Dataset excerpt
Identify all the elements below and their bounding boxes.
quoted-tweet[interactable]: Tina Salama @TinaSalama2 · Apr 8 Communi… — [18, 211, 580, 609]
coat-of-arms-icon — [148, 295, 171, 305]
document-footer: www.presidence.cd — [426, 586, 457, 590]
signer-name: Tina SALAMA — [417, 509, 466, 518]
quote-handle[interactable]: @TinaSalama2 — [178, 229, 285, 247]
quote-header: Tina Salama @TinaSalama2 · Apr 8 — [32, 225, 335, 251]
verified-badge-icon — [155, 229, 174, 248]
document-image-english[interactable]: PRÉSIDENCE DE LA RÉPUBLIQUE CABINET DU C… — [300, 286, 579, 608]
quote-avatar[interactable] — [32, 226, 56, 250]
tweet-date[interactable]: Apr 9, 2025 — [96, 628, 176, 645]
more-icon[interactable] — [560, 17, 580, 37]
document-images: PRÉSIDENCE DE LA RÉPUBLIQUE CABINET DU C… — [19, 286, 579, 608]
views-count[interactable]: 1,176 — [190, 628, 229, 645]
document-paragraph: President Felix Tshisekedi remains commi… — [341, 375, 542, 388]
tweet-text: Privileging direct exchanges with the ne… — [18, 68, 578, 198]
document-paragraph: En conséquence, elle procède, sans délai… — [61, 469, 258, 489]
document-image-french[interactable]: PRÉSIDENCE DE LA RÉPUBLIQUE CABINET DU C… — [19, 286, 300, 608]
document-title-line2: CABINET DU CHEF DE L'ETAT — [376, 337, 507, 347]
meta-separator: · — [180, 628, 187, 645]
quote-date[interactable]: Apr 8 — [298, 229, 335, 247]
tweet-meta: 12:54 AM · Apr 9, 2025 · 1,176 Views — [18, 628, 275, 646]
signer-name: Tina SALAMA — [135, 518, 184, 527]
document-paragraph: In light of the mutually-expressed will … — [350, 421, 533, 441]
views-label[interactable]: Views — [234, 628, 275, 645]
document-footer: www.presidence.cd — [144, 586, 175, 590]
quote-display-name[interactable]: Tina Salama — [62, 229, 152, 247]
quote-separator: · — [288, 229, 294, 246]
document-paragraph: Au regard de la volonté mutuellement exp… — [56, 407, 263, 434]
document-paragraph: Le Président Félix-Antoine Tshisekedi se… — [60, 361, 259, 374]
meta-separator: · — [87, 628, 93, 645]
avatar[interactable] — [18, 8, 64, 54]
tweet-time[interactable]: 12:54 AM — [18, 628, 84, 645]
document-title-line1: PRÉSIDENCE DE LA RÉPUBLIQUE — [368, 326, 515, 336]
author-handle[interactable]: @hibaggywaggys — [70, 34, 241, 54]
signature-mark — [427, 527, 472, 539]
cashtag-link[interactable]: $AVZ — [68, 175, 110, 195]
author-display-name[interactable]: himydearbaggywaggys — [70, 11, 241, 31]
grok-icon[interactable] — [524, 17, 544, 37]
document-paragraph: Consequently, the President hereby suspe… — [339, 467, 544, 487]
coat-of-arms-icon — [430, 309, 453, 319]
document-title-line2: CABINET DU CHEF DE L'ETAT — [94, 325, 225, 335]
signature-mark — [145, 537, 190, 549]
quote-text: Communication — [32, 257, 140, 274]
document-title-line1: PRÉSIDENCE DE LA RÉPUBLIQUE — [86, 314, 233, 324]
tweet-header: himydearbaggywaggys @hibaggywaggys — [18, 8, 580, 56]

» Challenge:
Gather every line of the material above that contains the string "separator", copying each line in full.

» Exercise answer:
meta-separator: · — [180, 628, 187, 645]
quote-separator: · — [288, 229, 294, 246]
meta-separator: · — [87, 628, 93, 645]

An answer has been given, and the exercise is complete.